**Exercise instructions:** Write out the listing below again, precisely as it is given.

****

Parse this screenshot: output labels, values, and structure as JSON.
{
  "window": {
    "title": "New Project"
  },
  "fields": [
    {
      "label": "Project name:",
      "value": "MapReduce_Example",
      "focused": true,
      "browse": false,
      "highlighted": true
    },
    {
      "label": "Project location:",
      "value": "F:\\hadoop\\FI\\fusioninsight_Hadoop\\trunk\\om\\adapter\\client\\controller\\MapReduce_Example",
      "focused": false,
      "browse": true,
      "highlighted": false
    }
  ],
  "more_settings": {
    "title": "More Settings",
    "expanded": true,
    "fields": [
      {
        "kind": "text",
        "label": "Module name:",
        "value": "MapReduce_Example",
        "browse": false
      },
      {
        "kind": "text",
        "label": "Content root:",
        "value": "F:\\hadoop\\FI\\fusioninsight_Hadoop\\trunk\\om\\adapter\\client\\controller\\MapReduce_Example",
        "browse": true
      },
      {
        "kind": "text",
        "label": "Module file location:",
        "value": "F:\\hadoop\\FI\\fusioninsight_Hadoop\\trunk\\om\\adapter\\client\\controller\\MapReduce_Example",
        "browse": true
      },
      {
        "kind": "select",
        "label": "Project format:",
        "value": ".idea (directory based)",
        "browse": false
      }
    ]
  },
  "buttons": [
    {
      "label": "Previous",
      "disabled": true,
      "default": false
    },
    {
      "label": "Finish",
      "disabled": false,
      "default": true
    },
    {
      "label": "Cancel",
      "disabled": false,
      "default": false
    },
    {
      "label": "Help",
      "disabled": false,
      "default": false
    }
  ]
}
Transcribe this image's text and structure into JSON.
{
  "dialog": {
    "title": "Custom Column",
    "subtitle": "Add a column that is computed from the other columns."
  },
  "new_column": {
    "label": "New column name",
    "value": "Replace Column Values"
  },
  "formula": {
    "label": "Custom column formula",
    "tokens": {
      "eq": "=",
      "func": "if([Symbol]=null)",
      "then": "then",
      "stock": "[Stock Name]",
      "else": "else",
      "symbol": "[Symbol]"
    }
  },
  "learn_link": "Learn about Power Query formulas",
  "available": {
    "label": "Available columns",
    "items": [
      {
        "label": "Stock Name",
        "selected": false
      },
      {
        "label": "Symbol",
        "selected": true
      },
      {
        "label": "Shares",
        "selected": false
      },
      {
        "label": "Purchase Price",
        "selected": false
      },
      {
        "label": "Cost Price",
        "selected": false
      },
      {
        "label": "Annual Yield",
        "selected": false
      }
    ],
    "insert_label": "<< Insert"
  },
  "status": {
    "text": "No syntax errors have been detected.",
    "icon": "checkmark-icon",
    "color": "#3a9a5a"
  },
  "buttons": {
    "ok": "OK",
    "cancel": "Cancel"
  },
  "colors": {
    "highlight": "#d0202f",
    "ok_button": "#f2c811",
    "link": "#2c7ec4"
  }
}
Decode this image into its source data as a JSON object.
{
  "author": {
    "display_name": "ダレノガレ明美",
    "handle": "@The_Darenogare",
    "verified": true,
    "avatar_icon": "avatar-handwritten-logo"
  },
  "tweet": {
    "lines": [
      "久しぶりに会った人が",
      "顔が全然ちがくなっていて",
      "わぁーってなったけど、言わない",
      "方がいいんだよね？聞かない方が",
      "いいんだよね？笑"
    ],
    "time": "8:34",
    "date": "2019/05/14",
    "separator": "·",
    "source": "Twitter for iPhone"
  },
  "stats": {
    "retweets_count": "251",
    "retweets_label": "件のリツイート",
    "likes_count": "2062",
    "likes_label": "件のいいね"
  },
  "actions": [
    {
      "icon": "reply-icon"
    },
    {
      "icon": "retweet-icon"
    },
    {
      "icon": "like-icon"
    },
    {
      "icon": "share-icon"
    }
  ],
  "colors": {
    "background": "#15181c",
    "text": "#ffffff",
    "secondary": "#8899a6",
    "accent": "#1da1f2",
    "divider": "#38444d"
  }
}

****

**Correct output:**
Parse this screenshot: output labels, values, and structure as JSON.
{
  "window": {
    "title": "New Project"
  },
  "fields": [
    {
      "label": "Project name:",
      "value": "MapReduce_Example",
      "focused": true,
      "browse": false,
      "highlighted": true
    },
    {
      "label": "Project location:",
      "value": "F:\\hadoop\\FI\\fusioninsight_Hadoop\\trunk\\om\\adapter\\client\\controller\\MapReduce_Example",
      "focused": false,
      "browse": true,
      "highlighted": false
    }
  ],
  "more_settings": {
    "title": "More Settings",
    "expanded": true,
    "fields": [
      {
        "kind": "text",
        "label": "Module name:",
        "value": "MapReduce_Example",
        "browse": false
      },
      {
        "kind": "text",
        "label": "Content root:",
        "value": "F:\\hadoop\\FI\\fusioninsight_Hadoop\\trunk\\om\\adapter\\client\\controller\\MapReduce_Example",
        "browse": true
      },
      {
        "kind": "text",
        "label": "Module file location:",
        "value": "F:\\hadoop\\FI\\fusioninsight_Hadoop\\trunk\\om\\adapter\\client\\controller\\MapReduce_Example",
        "browse": true
      },
      {
        "kind": "select",
        "label": "Project format:",
        "value": ".idea (directory based)",
        "browse": false
      }
    ]
  },
  "buttons": [
    {
      "label": "Previous",
      "disabled": true,
      "default": false
    },
    {
      "label": "Finish",
      "disabled": false,
      "default": true
    },
    {
      "label": "Cancel",
      "disabled": false,
      "default": false
    },
    {
      "label": "Help",
      "disabled": false,
      "default": false
    }
  ]
}
Transcribe this image's text and structure into JSON.
{
  "dialog": {
    "title": "Custom Column",
    "subtitle": "Add a column that is computed from the other columns."
  },
  "new_column": {
    "label": "New column name",
    "value": "Replace Column Values"
  },
  "formula": {
    "label": "Custom column formula",
    "tokens": {
      "eq": "=",
      "func": "if([Symbol]=null)",
      "then": "then",
      "stock": "[Stock Name]",
      "else": "else",
      "symbol": "[Symbol]"
    }
  },
  "learn_link": "Learn about Power Query formulas",
  "available": {
    "label": "Available columns",
    "items": [
      {
        "label": "Stock Name",
        "selected": false
      },
      {
        "label": "Symbol",
        "selected": true
      },
      {
        "label": "Shares",
        "selected": false
      },
      {
        "label": "Purchase Price",
        "selected": false
      },
      {
        "label": "Cost Price",
        "selected": false
      },
      {
        "label": "Annual Yield",
        "selected": false
      }
    ],
    "insert_label": "<< Insert"
  },
  "status": {
    "text": "No syntax errors have been detected.",
    "icon": "checkmark-icon",
    "color": "#3a9a5a"
  },
  "buttons": {
    "ok": "OK",
    "cancel": "Cancel"
  },
  "colors": {
    "highlight": "#d0202f",
    "ok_button": "#f2c811",
    "link": "#2c7ec4"
  }
}
Decode this image into its source data as a JSON object.
{
  "author": {
    "display_name": "ダレノガレ明美",
    "handle": "@The_Darenogare",
    "verified": true,
    "avatar_icon": "avatar-handwritten-logo"
  },
  "tweet": {
    "lines": [
      "久しぶりに会った人が",
      "顔が全然ちがくなっていて",
      "わぁーってなったけど、言わない",
      "方がいいんだよね？聞かない方が",
      "いいんだよね？笑"
    ],
    "time": "8:34",
    "date": "2019/05/14",
    "separator": "·",
    "source": "Twitter for iPhone"
  },
  "stats": {
    "retweets_count": "251",
    "retweets_label": "件のリツイート",
    "likes_count": "2062",
    "likes_label": "件のいいね"
  },
  "actions": [
    {
      "icon": "reply-icon"
    },
    {
      "icon": "retweet-icon"
    },
    {
      "icon": "like-icon"
    },
    {
      "icon": "share-icon"
    }
  ],
  "colors": {
    "background": "#15181c",
    "text": "#ffffff",
    "secondary": "#8899a6",
    "accent": "#1da1f2",
    "divider": "#38444d"
  }
}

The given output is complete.